### [Task statement]
In the entries below, identify every line with the string "type" and copy it.

Records that describe figures

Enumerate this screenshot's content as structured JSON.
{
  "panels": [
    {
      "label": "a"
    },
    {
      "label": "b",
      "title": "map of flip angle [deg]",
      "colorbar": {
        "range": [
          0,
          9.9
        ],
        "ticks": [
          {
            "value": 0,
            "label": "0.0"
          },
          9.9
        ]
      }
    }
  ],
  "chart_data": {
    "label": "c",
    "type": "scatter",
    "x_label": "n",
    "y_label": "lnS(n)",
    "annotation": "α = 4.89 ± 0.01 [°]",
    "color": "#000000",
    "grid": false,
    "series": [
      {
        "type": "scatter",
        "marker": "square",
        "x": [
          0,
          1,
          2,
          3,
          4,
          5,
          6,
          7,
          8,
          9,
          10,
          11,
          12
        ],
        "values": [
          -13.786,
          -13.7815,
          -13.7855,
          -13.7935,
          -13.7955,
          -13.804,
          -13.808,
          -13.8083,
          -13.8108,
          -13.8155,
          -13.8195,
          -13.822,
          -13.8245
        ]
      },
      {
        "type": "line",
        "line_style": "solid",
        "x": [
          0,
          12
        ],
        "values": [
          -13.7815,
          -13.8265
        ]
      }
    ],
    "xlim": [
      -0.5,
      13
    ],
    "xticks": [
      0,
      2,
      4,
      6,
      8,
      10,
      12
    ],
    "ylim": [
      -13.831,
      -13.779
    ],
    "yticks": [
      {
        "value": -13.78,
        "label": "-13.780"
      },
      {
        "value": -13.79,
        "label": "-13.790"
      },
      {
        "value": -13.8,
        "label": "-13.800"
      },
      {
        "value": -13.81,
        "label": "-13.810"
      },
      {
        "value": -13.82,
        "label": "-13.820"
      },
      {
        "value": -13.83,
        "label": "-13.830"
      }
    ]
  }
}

### [Solution]
    "type": "scatter",
        "type": "scatter",
        "type": "line",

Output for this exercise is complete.